◆ STATED TASK ◆
Return each line of the records holding the string "Schmid".

◆ DATA IN THIS EXERCISE ◆

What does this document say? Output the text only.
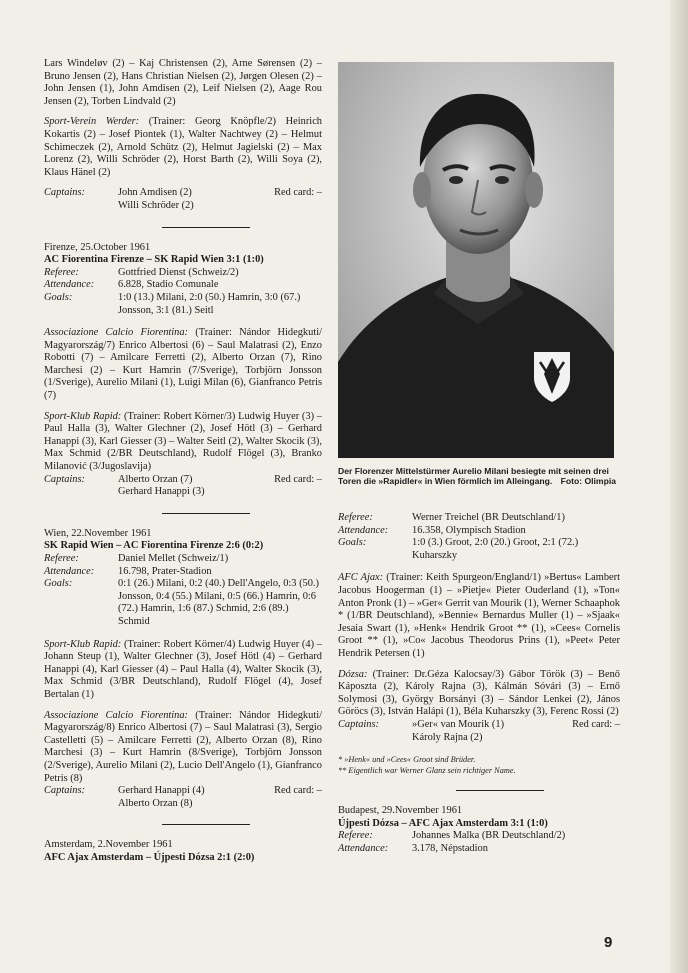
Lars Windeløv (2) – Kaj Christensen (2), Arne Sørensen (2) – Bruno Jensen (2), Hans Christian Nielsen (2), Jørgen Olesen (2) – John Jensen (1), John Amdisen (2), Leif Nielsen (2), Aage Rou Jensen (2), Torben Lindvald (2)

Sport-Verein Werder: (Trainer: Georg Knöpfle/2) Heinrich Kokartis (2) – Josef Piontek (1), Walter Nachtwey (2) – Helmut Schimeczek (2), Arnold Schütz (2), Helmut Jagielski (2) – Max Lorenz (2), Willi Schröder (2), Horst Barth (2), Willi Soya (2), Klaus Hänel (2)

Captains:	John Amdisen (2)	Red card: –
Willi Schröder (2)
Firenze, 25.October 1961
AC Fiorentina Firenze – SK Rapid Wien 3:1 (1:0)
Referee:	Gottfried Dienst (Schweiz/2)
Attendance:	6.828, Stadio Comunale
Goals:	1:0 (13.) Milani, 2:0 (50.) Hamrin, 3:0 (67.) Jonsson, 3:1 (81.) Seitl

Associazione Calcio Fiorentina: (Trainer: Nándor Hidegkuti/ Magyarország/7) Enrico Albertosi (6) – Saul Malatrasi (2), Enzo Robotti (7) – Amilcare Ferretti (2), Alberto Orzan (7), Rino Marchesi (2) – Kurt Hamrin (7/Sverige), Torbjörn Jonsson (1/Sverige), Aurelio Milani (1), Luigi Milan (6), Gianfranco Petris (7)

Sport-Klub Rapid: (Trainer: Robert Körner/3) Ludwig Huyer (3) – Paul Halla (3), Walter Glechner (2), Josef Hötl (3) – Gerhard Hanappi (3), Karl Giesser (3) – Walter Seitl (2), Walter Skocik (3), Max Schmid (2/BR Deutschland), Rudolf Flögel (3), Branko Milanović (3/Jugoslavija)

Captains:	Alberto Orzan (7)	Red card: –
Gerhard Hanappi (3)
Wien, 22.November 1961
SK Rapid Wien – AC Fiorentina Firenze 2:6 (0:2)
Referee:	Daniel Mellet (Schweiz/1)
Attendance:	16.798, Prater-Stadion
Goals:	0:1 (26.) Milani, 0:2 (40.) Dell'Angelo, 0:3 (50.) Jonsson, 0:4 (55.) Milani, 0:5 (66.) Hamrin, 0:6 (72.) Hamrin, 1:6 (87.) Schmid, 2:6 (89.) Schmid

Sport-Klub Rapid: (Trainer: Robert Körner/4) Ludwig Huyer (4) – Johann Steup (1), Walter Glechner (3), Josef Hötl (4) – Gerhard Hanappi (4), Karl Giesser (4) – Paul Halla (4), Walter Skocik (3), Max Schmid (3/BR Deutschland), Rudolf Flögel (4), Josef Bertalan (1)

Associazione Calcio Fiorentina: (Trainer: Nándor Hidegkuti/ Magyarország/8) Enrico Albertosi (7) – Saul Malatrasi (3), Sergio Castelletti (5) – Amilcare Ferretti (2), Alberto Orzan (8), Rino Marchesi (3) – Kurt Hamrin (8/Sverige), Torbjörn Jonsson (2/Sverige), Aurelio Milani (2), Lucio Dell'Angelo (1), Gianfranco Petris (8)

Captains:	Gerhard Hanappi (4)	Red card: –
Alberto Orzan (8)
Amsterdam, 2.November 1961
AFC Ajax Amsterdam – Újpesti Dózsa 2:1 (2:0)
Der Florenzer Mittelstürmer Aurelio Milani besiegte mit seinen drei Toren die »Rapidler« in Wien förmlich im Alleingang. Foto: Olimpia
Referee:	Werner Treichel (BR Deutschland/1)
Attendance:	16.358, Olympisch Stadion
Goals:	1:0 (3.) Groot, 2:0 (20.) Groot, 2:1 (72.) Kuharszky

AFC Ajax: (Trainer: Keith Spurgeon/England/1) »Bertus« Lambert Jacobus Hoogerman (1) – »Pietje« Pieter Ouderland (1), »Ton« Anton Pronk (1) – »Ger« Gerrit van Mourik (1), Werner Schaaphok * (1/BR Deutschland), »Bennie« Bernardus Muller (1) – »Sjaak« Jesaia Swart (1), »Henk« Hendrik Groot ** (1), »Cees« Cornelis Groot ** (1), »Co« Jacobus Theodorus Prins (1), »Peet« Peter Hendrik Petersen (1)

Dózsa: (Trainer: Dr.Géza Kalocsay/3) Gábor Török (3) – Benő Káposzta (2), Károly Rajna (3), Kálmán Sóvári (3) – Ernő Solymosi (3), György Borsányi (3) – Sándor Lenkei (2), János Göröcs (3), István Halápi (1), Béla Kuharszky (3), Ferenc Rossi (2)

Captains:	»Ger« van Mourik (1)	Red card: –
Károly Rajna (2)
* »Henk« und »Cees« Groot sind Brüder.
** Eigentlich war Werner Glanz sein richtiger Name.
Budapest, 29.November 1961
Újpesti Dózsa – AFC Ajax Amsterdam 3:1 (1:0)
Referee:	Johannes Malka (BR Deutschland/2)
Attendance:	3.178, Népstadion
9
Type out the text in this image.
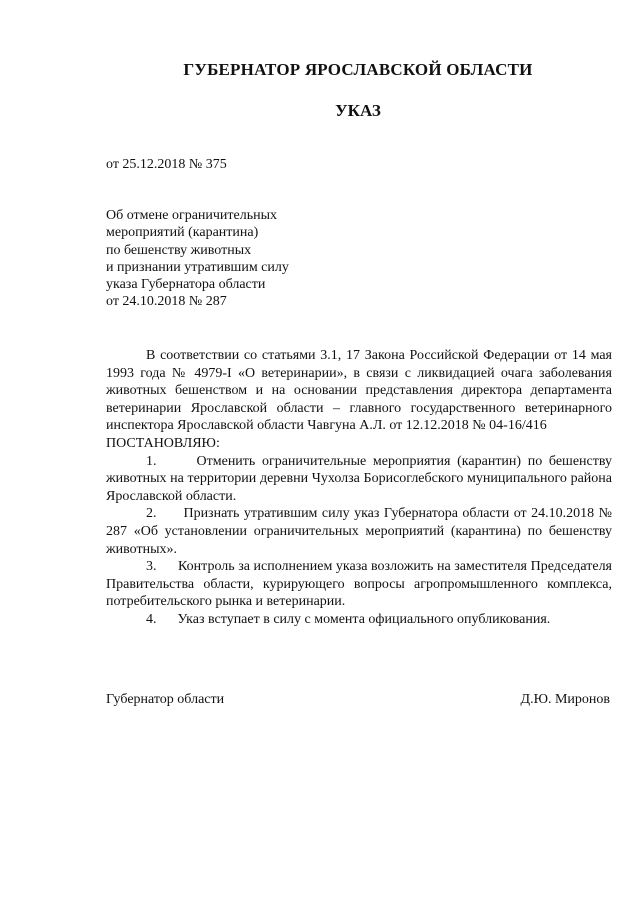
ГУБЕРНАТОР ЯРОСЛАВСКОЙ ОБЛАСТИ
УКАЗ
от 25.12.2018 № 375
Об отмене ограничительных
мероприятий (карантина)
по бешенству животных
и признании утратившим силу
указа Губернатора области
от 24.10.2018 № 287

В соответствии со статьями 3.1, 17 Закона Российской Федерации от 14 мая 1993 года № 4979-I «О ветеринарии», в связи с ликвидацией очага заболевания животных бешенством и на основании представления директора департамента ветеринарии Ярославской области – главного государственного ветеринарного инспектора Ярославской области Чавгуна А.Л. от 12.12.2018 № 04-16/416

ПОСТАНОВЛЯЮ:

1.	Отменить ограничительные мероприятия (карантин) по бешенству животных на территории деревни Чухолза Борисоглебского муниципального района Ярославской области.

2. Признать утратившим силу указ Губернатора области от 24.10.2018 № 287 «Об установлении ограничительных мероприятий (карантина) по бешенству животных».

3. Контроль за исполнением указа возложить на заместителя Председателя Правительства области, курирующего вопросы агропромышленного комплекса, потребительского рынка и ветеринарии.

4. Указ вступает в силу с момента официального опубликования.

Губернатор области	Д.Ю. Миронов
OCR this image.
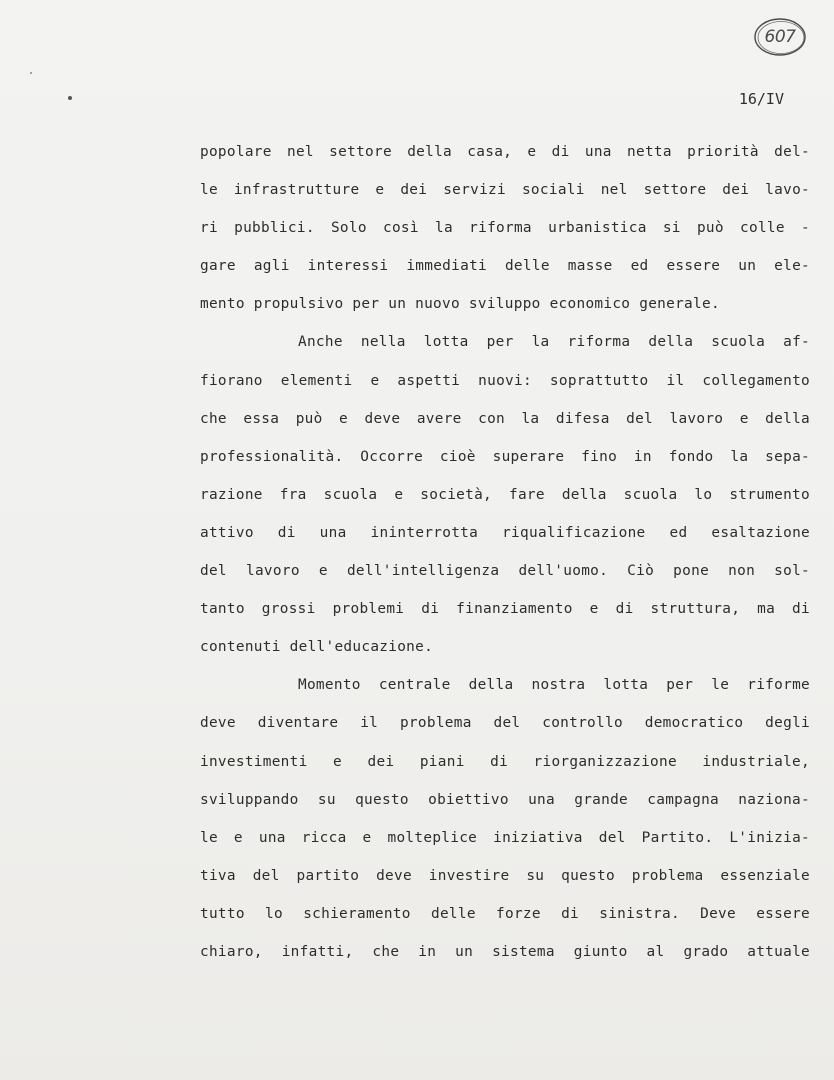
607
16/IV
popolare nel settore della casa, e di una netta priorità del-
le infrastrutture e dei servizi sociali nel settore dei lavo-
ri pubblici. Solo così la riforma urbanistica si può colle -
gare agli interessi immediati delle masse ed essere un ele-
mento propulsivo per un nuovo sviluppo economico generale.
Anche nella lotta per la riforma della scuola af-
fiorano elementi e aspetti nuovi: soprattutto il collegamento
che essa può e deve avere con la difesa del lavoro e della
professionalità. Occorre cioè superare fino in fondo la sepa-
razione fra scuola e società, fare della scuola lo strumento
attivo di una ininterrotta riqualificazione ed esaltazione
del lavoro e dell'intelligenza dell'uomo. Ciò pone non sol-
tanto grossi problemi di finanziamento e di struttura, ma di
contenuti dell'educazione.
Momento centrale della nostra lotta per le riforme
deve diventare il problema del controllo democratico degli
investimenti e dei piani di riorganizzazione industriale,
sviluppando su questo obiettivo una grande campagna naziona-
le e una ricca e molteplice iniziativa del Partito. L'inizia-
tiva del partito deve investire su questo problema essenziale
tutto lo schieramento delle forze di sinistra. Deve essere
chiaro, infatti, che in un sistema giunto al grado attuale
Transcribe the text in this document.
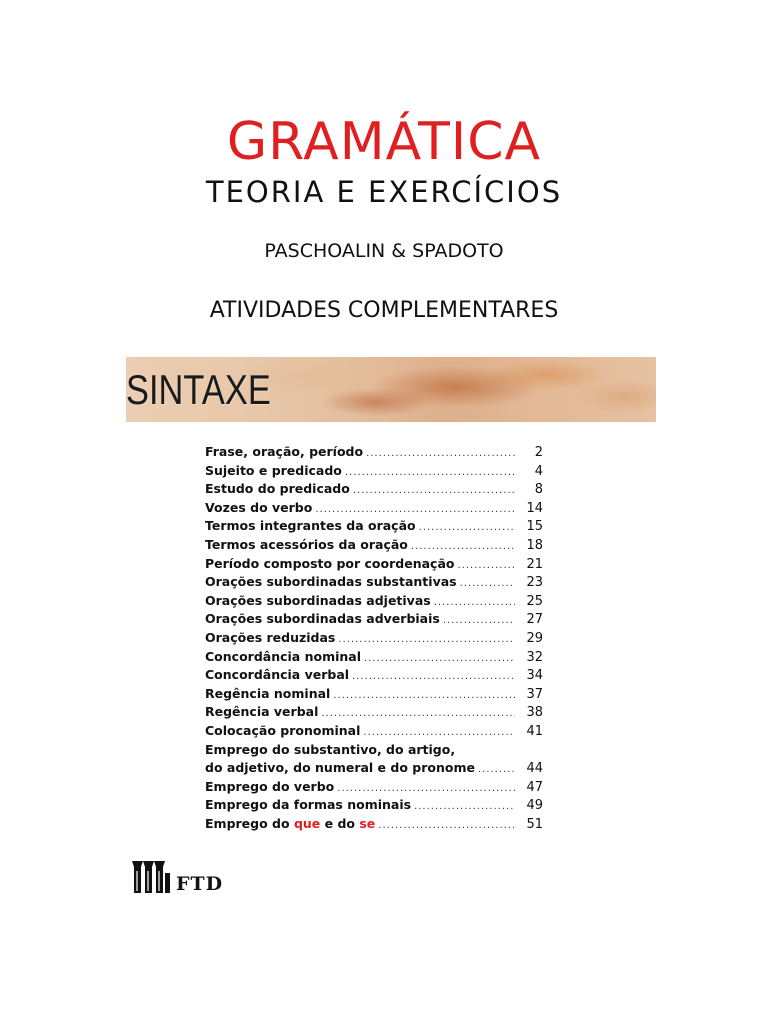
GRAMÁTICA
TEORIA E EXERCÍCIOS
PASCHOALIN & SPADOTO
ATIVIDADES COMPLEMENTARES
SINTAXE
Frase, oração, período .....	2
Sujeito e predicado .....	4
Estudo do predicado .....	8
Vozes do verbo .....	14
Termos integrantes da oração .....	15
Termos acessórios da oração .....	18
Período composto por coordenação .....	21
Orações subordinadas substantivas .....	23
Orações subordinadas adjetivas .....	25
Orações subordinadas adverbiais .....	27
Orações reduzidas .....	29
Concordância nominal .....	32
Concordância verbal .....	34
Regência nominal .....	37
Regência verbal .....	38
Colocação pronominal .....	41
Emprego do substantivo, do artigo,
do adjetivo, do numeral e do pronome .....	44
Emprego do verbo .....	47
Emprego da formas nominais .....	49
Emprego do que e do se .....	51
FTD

◆ WRITTEN RESPONSE ◆
Sport-Klub Rapid: (Trainer: Robert Körner/3) Ludwig Huyer (3) – Paul Halla (3), Walter Glechner (2), Josef Hötl (3) – Gerhard Hanappi (3), Karl Giesser (3) – Walter Seitl (2), Walter Skocik (3), Max Schmid (2/BR Deutschland), Rudolf Flögel (3), Branko Milanović (3/Jugoslavija)
Goals:	0:1 (26.) Milani, 0:2 (40.) Dell'Angelo, 0:3 (50.) Jonsson, 0:4 (55.) Milani, 0:5 (66.) Hamrin, 0:6 (72.) Hamrin, 1:6 (87.) Schmid, 2:6 (89.) Schmid
Sport-Klub Rapid: (Trainer: Robert Körner/4) Ludwig Huyer (4) – Johann Steup (1), Walter Glechner (3), Josef Hötl (4) – Gerhard Hanappi (4), Karl Giesser (4) – Paul Halla (4), Walter Skocik (3), Max Schmid (3/BR Deutschland), Rudolf Flögel (4), Josef Bertalan (1)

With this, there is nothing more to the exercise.